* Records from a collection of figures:
^^^^^^^^

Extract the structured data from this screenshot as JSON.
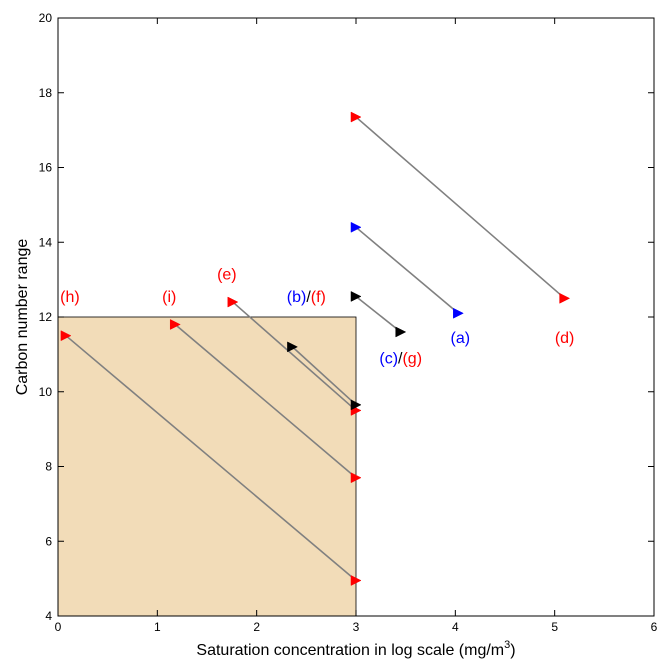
{
  "chart_data": {
    "type": "scatter",
    "xlabel": "Saturation concentration in log scale (",
    "xlabel_unit": "mg/m",
    "xlabel_sup": "3",
    "xlabel_end": ")",
    "ylabel": "Carbon number range",
    "xlim": [
      0,
      6
    ],
    "ylim": [
      4,
      20
    ],
    "x_ticks": [
      "0",
      "1",
      "2",
      "3",
      "4",
      "5",
      "6"
    ],
    "y_ticks": [
      "4",
      "6",
      "8",
      "10",
      "12",
      "14",
      "16",
      "18",
      "20"
    ],
    "shaded_region": {
      "x": [
        0,
        3
      ],
      "y": [
        4,
        12
      ],
      "color": "#f2dcb8"
    },
    "line_color": "#808080",
    "segments": [
      {
        "from": [
          0.08,
          11.5
        ],
        "to": [
          3.0,
          4.95
        ],
        "from_color": "#ff0000",
        "to_color": "#ff0000"
      },
      {
        "from": [
          1.18,
          11.8
        ],
        "to": [
          3.0,
          7.7
        ],
        "from_color": "#ff0000",
        "to_color": "#ff0000"
      },
      {
        "from": [
          1.76,
          12.4
        ],
        "to": [
          3.0,
          9.5
        ],
        "from_color": "#ff0000",
        "to_color": "#ff0000"
      },
      {
        "from": [
          2.36,
          11.2
        ],
        "to": [
          3.0,
          9.65
        ],
        "from_color": "#000000",
        "to_color": "#000000"
      },
      {
        "from": [
          3.0,
          12.55
        ],
        "to": [
          3.45,
          11.6
        ],
        "from_color": "#000000",
        "to_color": "#000000"
      },
      {
        "from": [
          3.0,
          14.4
        ],
        "to": [
          4.03,
          12.1
        ],
        "from_color": "#0000ff",
        "to_color": "#0000ff"
      },
      {
        "from": [
          3.0,
          17.35
        ],
        "to": [
          5.1,
          12.5
        ],
        "from_color": "#ff0000",
        "to_color": "#ff0000"
      }
    ],
    "annotations": [
      {
        "parts": [
          {
            "text": "(h)",
            "color": "#ff0000"
          }
        ],
        "x": 0.12,
        "y": 12.4
      },
      {
        "parts": [
          {
            "text": "(i)",
            "color": "#ff0000"
          }
        ],
        "x": 1.12,
        "y": 12.4
      },
      {
        "parts": [
          {
            "text": "(e)",
            "color": "#ff0000"
          }
        ],
        "x": 1.7,
        "y": 13.0
      },
      {
        "parts": [
          {
            "text": "(b)",
            "color": "#0000ff"
          },
          {
            "text": "/",
            "color": "#000000"
          },
          {
            "text": "(f)",
            "color": "#ff0000"
          }
        ],
        "x": 2.5,
        "y": 12.4
      },
      {
        "parts": [
          {
            "text": "(a)",
            "color": "#0000ff"
          }
        ],
        "x": 4.05,
        "y": 11.3
      },
      {
        "parts": [
          {
            "text": "(c)",
            "color": "#0000ff"
          },
          {
            "text": "/",
            "color": "#000000"
          },
          {
            "text": "(g)",
            "color": "#ff0000"
          }
        ],
        "x": 3.45,
        "y": 10.75
      },
      {
        "parts": [
          {
            "text": "(d)",
            "color": "#ff0000"
          }
        ],
        "x": 5.1,
        "y": 11.3
      }
    ]
  }
}
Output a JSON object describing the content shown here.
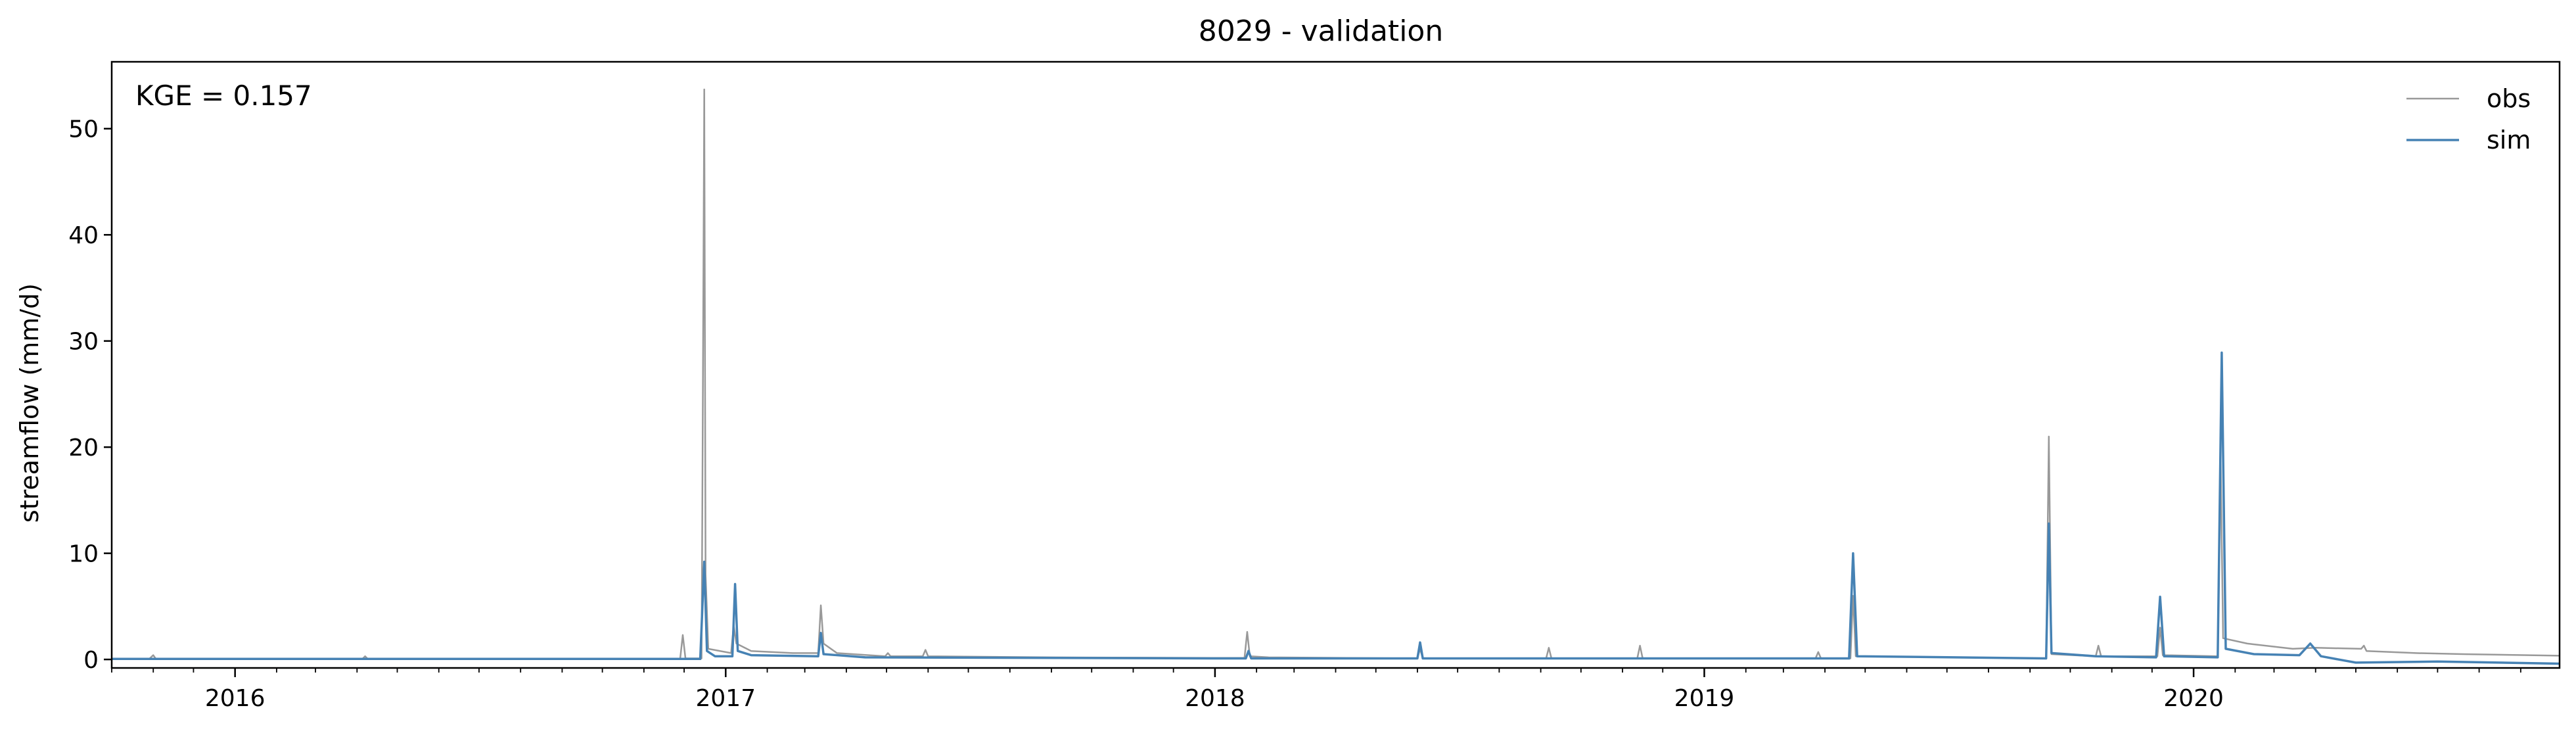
{
  "chart_data": {
    "type": "line",
    "title": "8029 - validation",
    "annotation": "KGE = 0.157",
    "xlabel": "",
    "ylabel": "streamflow (mm/d)",
    "xlim": [
      "2015-10-01",
      "2020-09-30"
    ],
    "ylim": [
      -0.8,
      56.3
    ],
    "yticks": [
      0,
      10,
      20,
      30,
      40,
      50
    ],
    "xticks": [
      {
        "date": "2016-01-01",
        "label": "2016"
      },
      {
        "date": "2017-01-01",
        "label": "2017"
      },
      {
        "date": "2018-01-01",
        "label": "2018"
      },
      {
        "date": "2019-01-01",
        "label": "2019"
      },
      {
        "date": "2020-01-01",
        "label": "2020"
      }
    ],
    "grid": false,
    "legend_position": "top-right",
    "series": [
      {
        "name": "obs",
        "color": "#999999",
        "points": [
          [
            "2015-10-01",
            0.05
          ],
          [
            "2015-10-29",
            0.05
          ],
          [
            "2015-11-01",
            0.4
          ],
          [
            "2015-11-03",
            0.05
          ],
          [
            "2016-04-05",
            0.05
          ],
          [
            "2016-04-07",
            0.3
          ],
          [
            "2016-04-09",
            0.05
          ],
          [
            "2016-11-28",
            0.05
          ],
          [
            "2016-11-30",
            2.3
          ],
          [
            "2016-12-02",
            0.1
          ],
          [
            "2016-12-14",
            0.1
          ],
          [
            "2016-12-15",
            25.0
          ],
          [
            "2016-12-16",
            53.7
          ],
          [
            "2016-12-17",
            8.0
          ],
          [
            "2016-12-19",
            1.0
          ],
          [
            "2017-01-05",
            0.6
          ],
          [
            "2017-01-07",
            3.2
          ],
          [
            "2017-01-09",
            1.5
          ],
          [
            "2017-01-20",
            0.8
          ],
          [
            "2017-02-20",
            0.6
          ],
          [
            "2017-03-11",
            0.6
          ],
          [
            "2017-03-13",
            5.1
          ],
          [
            "2017-03-15",
            1.5
          ],
          [
            "2017-03-25",
            0.6
          ],
          [
            "2017-04-30",
            0.3
          ],
          [
            "2017-05-02",
            0.6
          ],
          [
            "2017-05-04",
            0.3
          ],
          [
            "2017-05-28",
            0.3
          ],
          [
            "2017-05-30",
            0.9
          ],
          [
            "2017-06-01",
            0.3
          ],
          [
            "2017-09-01",
            0.2
          ],
          [
            "2017-12-31",
            0.15
          ],
          [
            "2018-01-23",
            0.15
          ],
          [
            "2018-01-25",
            2.6
          ],
          [
            "2018-01-27",
            0.3
          ],
          [
            "2018-02-10",
            0.2
          ],
          [
            "2018-06-01",
            0.1
          ],
          [
            "2018-06-03",
            1.0
          ],
          [
            "2018-06-05",
            0.1
          ],
          [
            "2018-09-05",
            0.1
          ],
          [
            "2018-09-07",
            1.1
          ],
          [
            "2018-09-09",
            0.1
          ],
          [
            "2018-11-12",
            0.1
          ],
          [
            "2018-11-14",
            1.3
          ],
          [
            "2018-11-16",
            0.1
          ],
          [
            "2019-03-25",
            0.1
          ],
          [
            "2019-03-27",
            0.7
          ],
          [
            "2019-03-29",
            0.1
          ],
          [
            "2019-04-20",
            0.1
          ],
          [
            "2019-04-22",
            6.0
          ],
          [
            "2019-04-24",
            0.3
          ],
          [
            "2019-09-13",
            0.1
          ],
          [
            "2019-09-15",
            21.0
          ],
          [
            "2019-09-17",
            0.5
          ],
          [
            "2019-10-20",
            0.3
          ],
          [
            "2019-10-22",
            1.3
          ],
          [
            "2019-10-24",
            0.3
          ],
          [
            "2019-12-05",
            0.3
          ],
          [
            "2019-12-07",
            3.0
          ],
          [
            "2019-12-09",
            0.4
          ],
          [
            "2020-01-19",
            0.3
          ],
          [
            "2020-01-21",
            20.0
          ],
          [
            "2020-01-23",
            2.0
          ],
          [
            "2020-02-10",
            1.5
          ],
          [
            "2020-03-15",
            1.0
          ],
          [
            "2020-04-01",
            1.1
          ],
          [
            "2020-05-05",
            1.0
          ],
          [
            "2020-05-07",
            1.3
          ],
          [
            "2020-05-09",
            0.8
          ],
          [
            "2020-06-15",
            0.6
          ],
          [
            "2020-07-20",
            0.5
          ],
          [
            "2020-09-30",
            0.35
          ]
        ]
      },
      {
        "name": "sim",
        "color": "#4682b4",
        "points": [
          [
            "2015-10-01",
            0.05
          ],
          [
            "2016-12-13",
            0.05
          ],
          [
            "2016-12-16",
            9.2
          ],
          [
            "2016-12-18",
            0.8
          ],
          [
            "2016-12-24",
            0.3
          ],
          [
            "2017-01-06",
            0.3
          ],
          [
            "2017-01-08",
            7.1
          ],
          [
            "2017-01-10",
            0.8
          ],
          [
            "2017-01-20",
            0.4
          ],
          [
            "2017-03-11",
            0.3
          ],
          [
            "2017-03-13",
            2.5
          ],
          [
            "2017-03-15",
            0.5
          ],
          [
            "2017-04-15",
            0.2
          ],
          [
            "2017-12-31",
            0.1
          ],
          [
            "2018-01-24",
            0.1
          ],
          [
            "2018-01-26",
            0.8
          ],
          [
            "2018-01-28",
            0.1
          ],
          [
            "2018-06-01",
            0.1
          ],
          [
            "2018-06-03",
            1.6
          ],
          [
            "2018-06-05",
            0.1
          ],
          [
            "2019-04-19",
            0.1
          ],
          [
            "2019-04-22",
            10.0
          ],
          [
            "2019-04-25",
            0.3
          ],
          [
            "2019-09-13",
            0.1
          ],
          [
            "2019-09-15",
            12.8
          ],
          [
            "2019-09-17",
            0.6
          ],
          [
            "2019-10-20",
            0.3
          ],
          [
            "2019-12-04",
            0.2
          ],
          [
            "2019-12-07",
            5.9
          ],
          [
            "2019-12-10",
            0.3
          ],
          [
            "2020-01-19",
            0.2
          ],
          [
            "2020-01-22",
            28.9
          ],
          [
            "2020-01-25",
            1.0
          ],
          [
            "2020-02-15",
            0.5
          ],
          [
            "2020-03-20",
            0.4
          ],
          [
            "2020-03-28",
            1.5
          ],
          [
            "2020-04-05",
            0.3
          ],
          [
            "2020-05-01",
            -0.3
          ],
          [
            "2020-07-01",
            -0.2
          ],
          [
            "2020-09-30",
            -0.4
          ]
        ]
      }
    ]
  }
}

^^^^^^^^

* GIVEN EXERCISE:
Pull out every line above that holds the word "JSON".

* THE REPLY:
Extract the structured data from this screenshot as JSON.
Output a JSON object describing the content shown here.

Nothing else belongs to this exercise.